==== Passage provided ====
In the prospective study from Fynes and colleagues9, women with transient anal incontinence or occult sphincter injury after first delivery were at high risk of faecal incontinence after a second vaginal delivery. However it is not clear whether or not pregnancy per se influences postpartum anal incontinence. Symptomatic anal incontinence has been reported after both elective and emergency caesarean deliveries. The management of subsequent pregnancies after 3rd and 4th degree tears should be CS unless the mother is free of symptoms due to the trauma and the baby is not deemed to be excessively large, in which case delivery should be undertaken by an experienced professional; prophylactic episiotomy has not been shown to be of benefit.

The current RCOG recommendations for perineal trauma include a new classification, the institution of training workshops, use of the overlap method of repair by a trained operator, and labour ward protocols for severe cases. An example of the last ends this report:

          · Repair by a trained doctor, in the operating theatre and using regional or general anaesthesia.
· Both internal and external anal sphincters to be visualised and repaired if necessary, using monofilament sutures (3/0 PDS – Polydioxanone or Vicryl).
· A Foley catheter to be inserted.
· Antibiotics and lactulose and Fybogel to be prescribed.
· Detailed notes to be kept and an explanation of the procedure to be given to the mother.
· The general practitioner to be informed and hospital follow-up arranged.

1.Sultan AH, Kamm MA, Hudson CN. Obstetric perineal tears: an audit of training. ObstetGynaecol 1995;15:19-23.

2.Woolley RJ. Benefits and risks of episiotomy: A review of the English-language literature since 1980. Part I and II. Obstet Gynecol Survey 1995; 50:806-802.

3. Sultan AH, Kamm MA, Hudson CN, Thomas JM, Bartram CI. Anal sphincter disruption during vaginal delivery. N Engl J Med 1993;329:1905-1911

4. Groom KM, Paterson-Brown S. Can we improve on the diagnosis of third degree tears? Europ J Obstet Gynecol Rep Biol 2002;101:19-21

5. Fernando RJ, Sultan AH, Radley S, Jones PW, Johanson RE. Management of obstetric anal sphincter injury: A systematic review and national practice survey. BMC Health Services Research 2002,2:9

6. Sultan AH. Editorial: Obstetric perineal injury and anal incontinence. Clinical Risk 1999;5: 193-6.
==== Data extracts ====
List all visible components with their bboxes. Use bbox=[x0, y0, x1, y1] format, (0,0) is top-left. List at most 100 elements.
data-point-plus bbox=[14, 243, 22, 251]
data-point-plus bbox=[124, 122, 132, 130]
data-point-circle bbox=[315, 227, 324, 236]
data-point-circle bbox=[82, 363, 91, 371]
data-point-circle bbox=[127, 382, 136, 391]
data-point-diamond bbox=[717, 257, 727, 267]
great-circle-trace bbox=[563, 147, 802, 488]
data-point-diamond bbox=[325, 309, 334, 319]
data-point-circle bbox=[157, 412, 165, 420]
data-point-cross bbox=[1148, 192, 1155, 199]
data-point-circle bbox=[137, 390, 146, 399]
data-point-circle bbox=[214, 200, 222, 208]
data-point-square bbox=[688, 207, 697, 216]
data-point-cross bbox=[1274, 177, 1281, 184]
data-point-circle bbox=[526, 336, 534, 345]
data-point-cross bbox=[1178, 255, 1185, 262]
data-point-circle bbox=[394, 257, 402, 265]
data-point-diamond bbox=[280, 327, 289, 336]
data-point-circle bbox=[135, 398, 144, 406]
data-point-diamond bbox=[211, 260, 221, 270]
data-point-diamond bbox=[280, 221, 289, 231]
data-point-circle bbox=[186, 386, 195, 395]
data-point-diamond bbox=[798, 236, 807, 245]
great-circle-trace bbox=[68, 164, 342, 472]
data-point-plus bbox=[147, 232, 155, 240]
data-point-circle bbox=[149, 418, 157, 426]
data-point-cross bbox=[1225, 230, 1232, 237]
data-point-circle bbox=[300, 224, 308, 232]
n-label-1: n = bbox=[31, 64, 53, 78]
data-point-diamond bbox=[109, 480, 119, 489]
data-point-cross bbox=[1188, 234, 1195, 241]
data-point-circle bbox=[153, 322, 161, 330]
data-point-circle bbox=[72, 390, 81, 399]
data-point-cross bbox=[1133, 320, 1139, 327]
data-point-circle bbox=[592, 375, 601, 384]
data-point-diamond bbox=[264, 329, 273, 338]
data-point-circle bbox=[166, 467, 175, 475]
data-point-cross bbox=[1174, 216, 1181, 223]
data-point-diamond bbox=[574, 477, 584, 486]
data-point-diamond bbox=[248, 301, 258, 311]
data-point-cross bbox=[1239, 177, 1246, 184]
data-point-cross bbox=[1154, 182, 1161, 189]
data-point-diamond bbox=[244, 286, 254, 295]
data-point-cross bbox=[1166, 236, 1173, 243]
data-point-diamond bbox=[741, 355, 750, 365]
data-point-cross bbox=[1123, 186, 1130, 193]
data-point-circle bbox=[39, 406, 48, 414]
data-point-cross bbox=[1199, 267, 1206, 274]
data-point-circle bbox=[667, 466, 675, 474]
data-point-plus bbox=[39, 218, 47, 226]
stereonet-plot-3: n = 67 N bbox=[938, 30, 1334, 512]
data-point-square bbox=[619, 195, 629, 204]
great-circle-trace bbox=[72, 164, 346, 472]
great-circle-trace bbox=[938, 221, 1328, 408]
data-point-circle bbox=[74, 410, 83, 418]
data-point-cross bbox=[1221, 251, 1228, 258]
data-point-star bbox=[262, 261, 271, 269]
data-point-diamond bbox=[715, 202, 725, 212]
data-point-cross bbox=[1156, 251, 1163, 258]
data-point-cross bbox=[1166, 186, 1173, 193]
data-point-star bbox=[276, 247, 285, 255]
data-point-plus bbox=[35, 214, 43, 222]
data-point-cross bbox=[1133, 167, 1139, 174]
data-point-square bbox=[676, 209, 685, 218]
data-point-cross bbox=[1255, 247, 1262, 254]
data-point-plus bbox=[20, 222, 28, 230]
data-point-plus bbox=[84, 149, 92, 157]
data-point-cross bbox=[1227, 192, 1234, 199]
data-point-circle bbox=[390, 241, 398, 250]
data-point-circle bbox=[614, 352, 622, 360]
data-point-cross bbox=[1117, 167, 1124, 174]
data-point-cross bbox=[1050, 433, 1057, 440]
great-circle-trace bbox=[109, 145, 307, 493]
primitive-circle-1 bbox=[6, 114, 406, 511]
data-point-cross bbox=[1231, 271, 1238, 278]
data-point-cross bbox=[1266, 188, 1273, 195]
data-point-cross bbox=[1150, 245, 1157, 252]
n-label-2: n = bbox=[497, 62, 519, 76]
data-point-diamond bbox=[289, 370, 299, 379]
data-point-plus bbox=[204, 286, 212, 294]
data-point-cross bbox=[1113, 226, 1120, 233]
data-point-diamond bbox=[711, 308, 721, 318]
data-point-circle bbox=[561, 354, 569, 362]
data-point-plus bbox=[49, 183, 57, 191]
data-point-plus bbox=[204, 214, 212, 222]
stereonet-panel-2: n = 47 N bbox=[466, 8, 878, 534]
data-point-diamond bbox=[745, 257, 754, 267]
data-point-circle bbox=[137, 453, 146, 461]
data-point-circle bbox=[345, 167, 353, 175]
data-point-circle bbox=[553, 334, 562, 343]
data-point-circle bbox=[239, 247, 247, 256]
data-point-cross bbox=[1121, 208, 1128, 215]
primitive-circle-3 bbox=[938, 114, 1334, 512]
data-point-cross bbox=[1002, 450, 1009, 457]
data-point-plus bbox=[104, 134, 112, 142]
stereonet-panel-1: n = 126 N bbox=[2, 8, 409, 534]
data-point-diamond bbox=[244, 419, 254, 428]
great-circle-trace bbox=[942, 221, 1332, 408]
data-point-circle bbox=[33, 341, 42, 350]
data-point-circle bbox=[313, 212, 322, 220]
====
Transcribe the passage on perineal tears word for word, between "5. Fernando RJ, Sultan" and "Risk 1999;5: 193-6.", inclusive.

• **Solution for this task**
5. Fernando RJ, Sultan AH, Radley S, Jones PW, Johanson RE. Management of obstetric anal sphincter injury: A systematic review and national practice survey. BMC Health Services Research 2002,2:9

6. Sultan AH. Editorial: Obstetric perineal injury and anal incontinence. Clinical Risk 1999;5: 193-6.